§ Problem description:
Transcribe each entry below exactly. Pictures do not go in the copy.

————

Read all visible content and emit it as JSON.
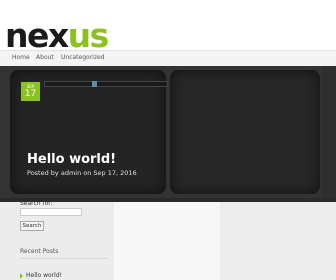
{
  "site": {
    "logo_part1": "nex",
    "logo_part2": "us"
  },
  "nav": {
    "items": [
      "Home",
      "About",
      "Uncategorized"
    ]
  },
  "slider": {
    "badge": {
      "month": "SEP",
      "day": "17"
    },
    "progress_fraction": 0.4,
    "post": {
      "title": "Hello world!",
      "meta": "Posted by admin on Sep 17, 2016"
    }
  },
  "sidebar": {
    "search_label": "Search for:",
    "search_button": "Search",
    "recent_posts_title": "Recent Posts",
    "recent_posts": [
      "Hello world!"
    ]
  },
  "colors": {
    "accent": "#8cc21f",
    "hero_bg": "#333333",
    "progress_handle": "#5e8cab"
  }
}
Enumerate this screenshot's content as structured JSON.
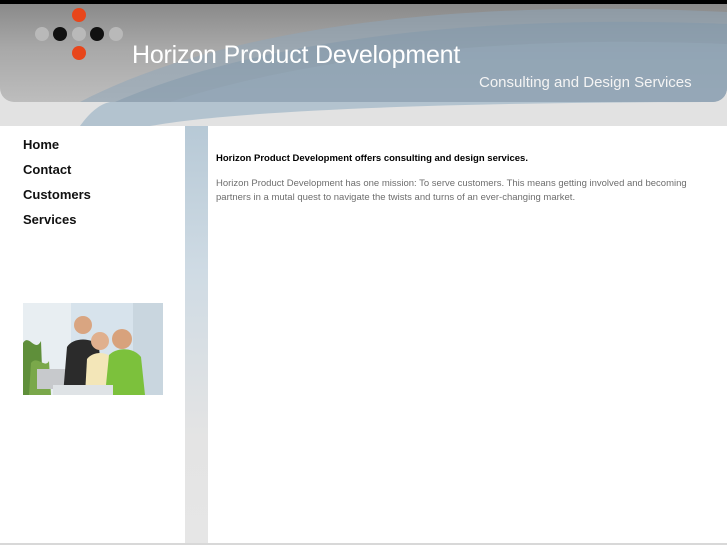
{
  "header": {
    "title": "Horizon Product Development",
    "tagline": "Consulting and Design Services",
    "logo_colors": {
      "orange": "#e8461b",
      "black": "#111111",
      "gray": "#b9b9b9"
    }
  },
  "nav": {
    "items": [
      {
        "label": "Home"
      },
      {
        "label": "Contact"
      },
      {
        "label": "Customers"
      },
      {
        "label": "Services"
      }
    ]
  },
  "content": {
    "heading": "Horizon Product Development offers consulting and design services.",
    "body": "Horizon Product Development has one mission:  To serve customers.  This means getting involved and becoming partners in a mutal quest to navigate the twists and turns of an ever-changing market."
  },
  "colors": {
    "accent_blue": "#7fa3bf",
    "header_gray": "#9c9c9c",
    "text_muted": "#6e6e6e"
  }
}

————

§ Complete answer:
Read all visible content and emit it as JSON.
{
  "site": {
    "logo_part1": "nex",
    "logo_part2": "us"
  },
  "nav": {
    "items": [
      "Home",
      "About",
      "Uncategorized"
    ]
  },
  "slider": {
    "badge": {
      "month": "SEP",
      "day": "17"
    },
    "progress_fraction": 0.4,
    "post": {
      "title": "Hello world!",
      "meta": "Posted by admin on Sep 17, 2016"
    }
  },
  "sidebar": {
    "search_label": "Search for:",
    "search_button": "Search",
    "recent_posts_title": "Recent Posts",
    "recent_posts": [
      "Hello world!"
    ]
  },
  "colors": {
    "accent": "#8cc21f",
    "hero_bg": "#333333",
    "progress_handle": "#5e8cab"
  }
}
Enumerate this screenshot's content as structured JSON.
{
  "header": {
    "title": "Horizon Product Development",
    "tagline": "Consulting and Design Services",
    "logo_colors": {
      "orange": "#e8461b",
      "black": "#111111",
      "gray": "#b9b9b9"
    }
  },
  "nav": {
    "items": [
      {
        "label": "Home"
      },
      {
        "label": "Contact"
      },
      {
        "label": "Customers"
      },
      {
        "label": "Services"
      }
    ]
  },
  "content": {
    "heading": "Horizon Product Development offers consulting and design services.",
    "body": "Horizon Product Development has one mission:  To serve customers.  This means getting involved and becoming partners in a mutal quest to navigate the twists and turns of an ever-changing market."
  },
  "colors": {
    "accent_blue": "#7fa3bf",
    "header_gray": "#9c9c9c",
    "text_muted": "#6e6e6e"
  }
}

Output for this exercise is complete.